→ **Work to complete**
Your answer should consist of the lines in the following data that contain "unsafe".

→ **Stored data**
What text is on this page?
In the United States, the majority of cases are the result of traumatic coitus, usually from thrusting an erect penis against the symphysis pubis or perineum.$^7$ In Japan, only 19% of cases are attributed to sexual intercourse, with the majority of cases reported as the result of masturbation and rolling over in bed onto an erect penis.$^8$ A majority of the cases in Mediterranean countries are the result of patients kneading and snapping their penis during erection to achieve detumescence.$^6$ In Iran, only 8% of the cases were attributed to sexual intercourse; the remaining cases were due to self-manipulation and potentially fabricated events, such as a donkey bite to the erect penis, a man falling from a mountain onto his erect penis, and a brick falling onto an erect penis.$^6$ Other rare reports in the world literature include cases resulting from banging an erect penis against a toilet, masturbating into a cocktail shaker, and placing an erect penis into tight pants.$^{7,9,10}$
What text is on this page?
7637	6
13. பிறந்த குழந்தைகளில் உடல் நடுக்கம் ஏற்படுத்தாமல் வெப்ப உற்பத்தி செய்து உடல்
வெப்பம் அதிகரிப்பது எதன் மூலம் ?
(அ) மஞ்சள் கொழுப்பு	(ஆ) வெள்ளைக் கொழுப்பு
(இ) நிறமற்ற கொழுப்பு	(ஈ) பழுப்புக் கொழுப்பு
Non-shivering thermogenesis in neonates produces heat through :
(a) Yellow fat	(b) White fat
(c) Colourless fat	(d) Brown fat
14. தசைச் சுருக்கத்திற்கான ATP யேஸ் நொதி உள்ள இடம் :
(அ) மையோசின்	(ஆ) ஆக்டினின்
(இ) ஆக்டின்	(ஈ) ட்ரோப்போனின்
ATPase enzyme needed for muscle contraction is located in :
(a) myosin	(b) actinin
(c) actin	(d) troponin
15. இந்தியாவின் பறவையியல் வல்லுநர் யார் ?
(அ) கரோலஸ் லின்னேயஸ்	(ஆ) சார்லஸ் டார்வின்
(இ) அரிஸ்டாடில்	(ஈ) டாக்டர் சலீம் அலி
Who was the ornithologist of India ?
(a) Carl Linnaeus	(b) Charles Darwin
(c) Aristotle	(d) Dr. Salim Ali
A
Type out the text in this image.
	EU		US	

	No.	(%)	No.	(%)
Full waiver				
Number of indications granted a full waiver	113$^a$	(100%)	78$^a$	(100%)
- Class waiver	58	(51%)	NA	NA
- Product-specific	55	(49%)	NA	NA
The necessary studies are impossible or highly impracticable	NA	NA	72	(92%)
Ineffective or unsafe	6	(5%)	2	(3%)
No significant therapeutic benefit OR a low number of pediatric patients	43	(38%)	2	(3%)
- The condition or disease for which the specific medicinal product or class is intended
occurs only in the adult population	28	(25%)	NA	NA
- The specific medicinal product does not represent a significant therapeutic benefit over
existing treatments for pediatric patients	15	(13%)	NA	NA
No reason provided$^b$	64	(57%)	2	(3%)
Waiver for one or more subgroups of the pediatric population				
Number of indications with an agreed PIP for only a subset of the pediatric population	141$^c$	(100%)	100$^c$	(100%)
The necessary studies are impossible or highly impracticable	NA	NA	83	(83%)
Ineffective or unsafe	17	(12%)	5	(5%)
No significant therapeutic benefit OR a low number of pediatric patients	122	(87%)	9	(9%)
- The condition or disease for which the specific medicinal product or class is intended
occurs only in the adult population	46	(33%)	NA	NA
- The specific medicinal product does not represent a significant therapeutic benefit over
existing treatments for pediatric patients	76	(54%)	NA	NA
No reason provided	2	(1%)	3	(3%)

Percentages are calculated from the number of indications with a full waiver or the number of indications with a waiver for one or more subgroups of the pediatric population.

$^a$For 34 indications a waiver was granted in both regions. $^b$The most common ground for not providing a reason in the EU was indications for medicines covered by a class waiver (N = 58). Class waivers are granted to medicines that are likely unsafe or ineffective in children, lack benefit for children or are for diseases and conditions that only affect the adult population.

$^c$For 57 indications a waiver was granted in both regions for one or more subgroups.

→ **Response to this exercise**
Ineffective or unsafe	6	(5%)	2	(3%)
Ineffective or unsafe	17	(12%)	5	(5%)
$^a$For 34 indications a waiver was granted in both regions. $^b$The most common ground for not providing a reason in the EU was indications for medicines covered by a class waiver (N = 58). Class waivers are granted to medicines that are likely unsafe or ineffective in children, lack benefit for children or are for diseases and conditions that only affect the adult population.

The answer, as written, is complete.